━━━━━ SELECTED EXCERPT
One technique to circumvent the motor positioning error is to superpose the calibration light on top of the sample. This could be done by the use of a beamsplitter. This would likely boost the precision of the apparatus to its stated resolving power ($R \approx 10^4 \rightarrow 0.03\AA$ precision), although this may not be possible at every wavelength. This will be a significant improvement expecially for the mass ratio measurement. The typical isotope shift for $^{1}H$ and $^{2}H$ is less than an angstrom; hence the pairs of lines can be taken in a single run. This would greatly improve upon the current $.26\AA$ error in $\Delta\lambda$.
━━━━━━━━━━
━━━━━ SOURCE MATERIAL
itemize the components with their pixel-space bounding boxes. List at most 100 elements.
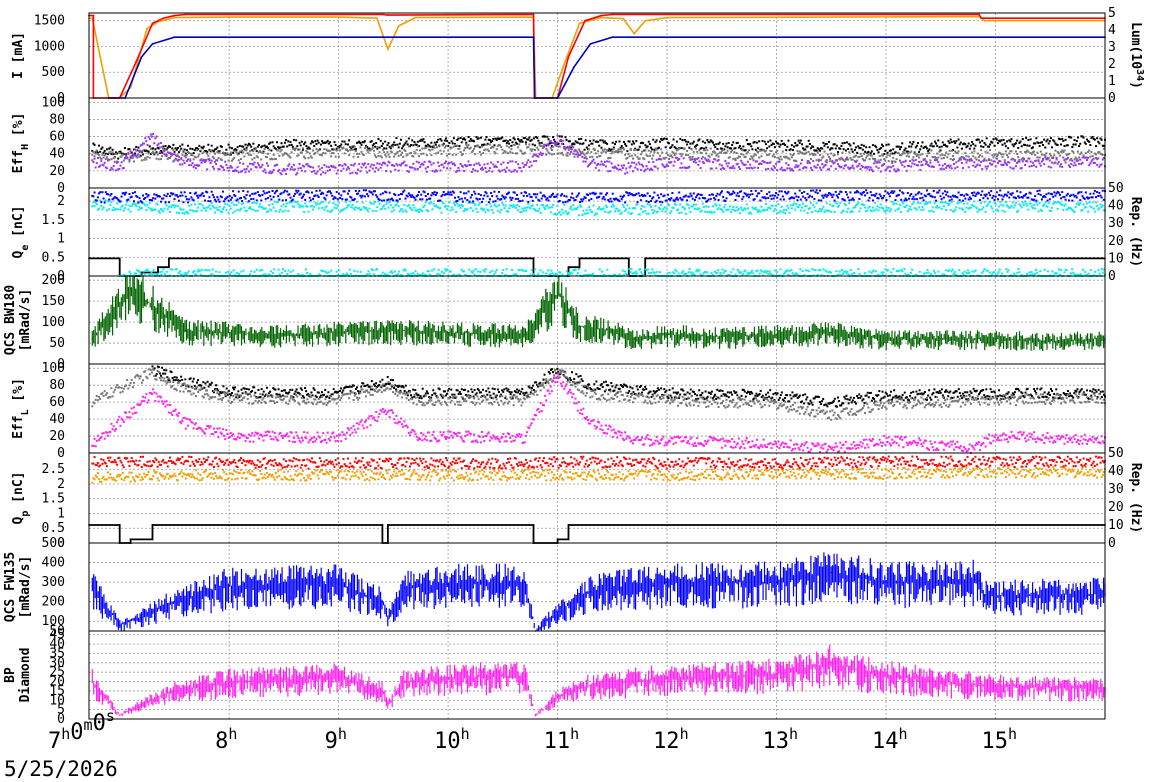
━━━━━━━━━━
(REQUIRED WORK):
Continue the passage on superposing calibration light onto the sample, picking up right after its final sentence about the $.26\AA$ error in $\Delta\lambda$.

(ANSWER TO THIS TASK):
\section{Conclusions}

We have performed spectroscopy on hydrogen, deuterium and sodium. The basic Rydberg formula was verified for hydrogen and deuterium ($\chi^2_{\nu-1} = 0.65, 0.43$ respectively). Our measured value of the hydrogen Rydberg constant agrees with the NIST value extremely well: $R_{H,ex}' = (1.09678\pm.00002)\times10^7$m$^{-1}$ vs. $R_{NIST} = 1.096776\times10^7$m$^{-1}$. We have also estimated the mass ratio of the isotopes, and found $(m_D/m_H)_{ex} = 1.87\pm0.17$, which contains the expected $(m_D/m_H)_{NIST} = 1.999$. Finally, we suggested an improvement to the optical setup, that can notably improve the estimate of the mass ratio.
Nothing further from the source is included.